— begin INFORMATION GIVEN —
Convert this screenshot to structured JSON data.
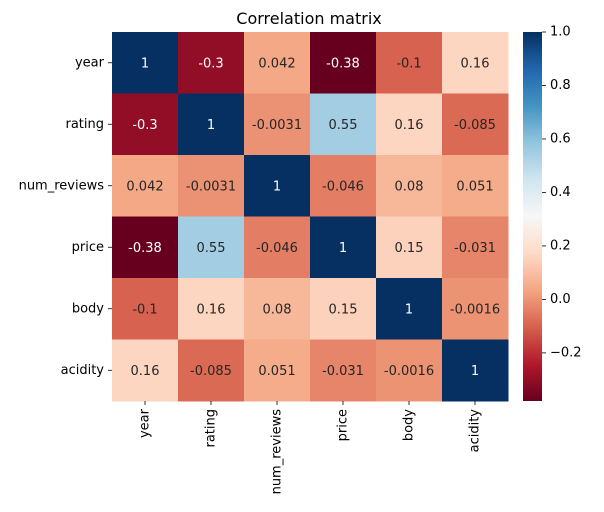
{
  "chart_data": {
    "type": "heatmap",
    "title": "Correlation matrix",
    "x_labels": [
      "year",
      "rating",
      "num_reviews",
      "price",
      "body",
      "acidity"
    ],
    "y_labels": [
      "year",
      "rating",
      "num_reviews",
      "price",
      "body",
      "acidity"
    ],
    "values": [
      [
        1,
        -0.3,
        0.042,
        -0.38,
        -0.1,
        0.16
      ],
      [
        -0.3,
        1,
        -0.0031,
        0.55,
        0.16,
        -0.085
      ],
      [
        0.042,
        -0.0031,
        1,
        -0.046,
        0.08,
        0.051
      ],
      [
        -0.38,
        0.55,
        -0.046,
        1,
        0.15,
        -0.031
      ],
      [
        -0.1,
        0.16,
        0.08,
        0.15,
        1,
        -0.0016
      ],
      [
        0.16,
        -0.085,
        0.051,
        -0.031,
        -0.0016,
        1
      ]
    ],
    "cell_labels": [
      [
        "1",
        "-0.3",
        "0.042",
        "-0.38",
        "-0.1",
        "0.16"
      ],
      [
        "-0.3",
        "1",
        "-0.0031",
        "0.55",
        "0.16",
        "-0.085"
      ],
      [
        "0.042",
        "-0.0031",
        "1",
        "-0.046",
        "0.08",
        "0.051"
      ],
      [
        "-0.38",
        "0.55",
        "-0.046",
        "1",
        "0.15",
        "-0.031"
      ],
      [
        "-0.1",
        "0.16",
        "0.08",
        "0.15",
        "1",
        "-0.0016"
      ],
      [
        "0.16",
        "-0.085",
        "0.051",
        "-0.031",
        "-0.0016",
        "1"
      ]
    ],
    "colormap": "RdBu",
    "vmin": -0.38,
    "vmax": 1,
    "colorbar_ticks": [
      -0.2,
      0.0,
      0.2,
      0.4,
      0.6,
      0.8,
      1.0
    ],
    "colorbar_tick_labels": [
      "−0.2",
      "0.0",
      "0.2",
      "0.4",
      "0.6",
      "0.8",
      "1.0"
    ],
    "colorbar_position": "right",
    "grid": false
  }
}
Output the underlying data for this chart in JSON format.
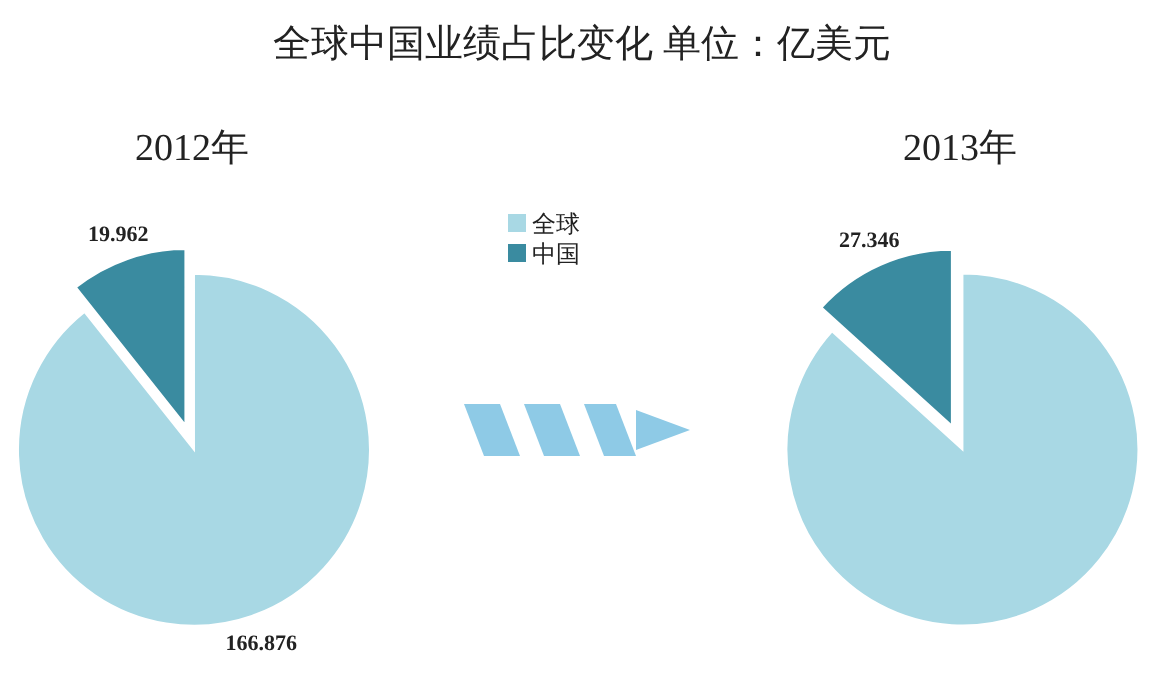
— end INFORMATION GIVEN —
_AIM OF THE TASK:_
Every line is to be duplicated exactly, though pictures stay out.

_OUTPUT OF THE TASK:_
Convert this screenshot to structured JSON data.
{
  "chart_data": {
    "type": "heatmap",
    "title": "Correlation matrix",
    "x_labels": [
      "year",
      "rating",
      "num_reviews",
      "price",
      "body",
      "acidity"
    ],
    "y_labels": [
      "year",
      "rating",
      "num_reviews",
      "price",
      "body",
      "acidity"
    ],
    "values": [
      [
        1,
        -0.3,
        0.042,
        -0.38,
        -0.1,
        0.16
      ],
      [
        -0.3,
        1,
        -0.0031,
        0.55,
        0.16,
        -0.085
      ],
      [
        0.042,
        -0.0031,
        1,
        -0.046,
        0.08,
        0.051
      ],
      [
        -0.38,
        0.55,
        -0.046,
        1,
        0.15,
        -0.031
      ],
      [
        -0.1,
        0.16,
        0.08,
        0.15,
        1,
        -0.0016
      ],
      [
        0.16,
        -0.085,
        0.051,
        -0.031,
        -0.0016,
        1
      ]
    ],
    "cell_labels": [
      [
        "1",
        "-0.3",
        "0.042",
        "-0.38",
        "-0.1",
        "0.16"
      ],
      [
        "-0.3",
        "1",
        "-0.0031",
        "0.55",
        "0.16",
        "-0.085"
      ],
      [
        "0.042",
        "-0.0031",
        "1",
        "-0.046",
        "0.08",
        "0.051"
      ],
      [
        "-0.38",
        "0.55",
        "-0.046",
        "1",
        "0.15",
        "-0.031"
      ],
      [
        "-0.1",
        "0.16",
        "0.08",
        "0.15",
        "1",
        "-0.0016"
      ],
      [
        "0.16",
        "-0.085",
        "0.051",
        "-0.031",
        "-0.0016",
        "1"
      ]
    ],
    "colormap": "RdBu",
    "vmin": -0.38,
    "vmax": 1,
    "colorbar_ticks": [
      -0.2,
      0.0,
      0.2,
      0.4,
      0.6,
      0.8,
      1.0
    ],
    "colorbar_tick_labels": [
      "−0.2",
      "0.0",
      "0.2",
      "0.4",
      "0.6",
      "0.8",
      "1.0"
    ],
    "colorbar_position": "right",
    "grid": false
  }
}
Output the underlying data for this chart in JSON format.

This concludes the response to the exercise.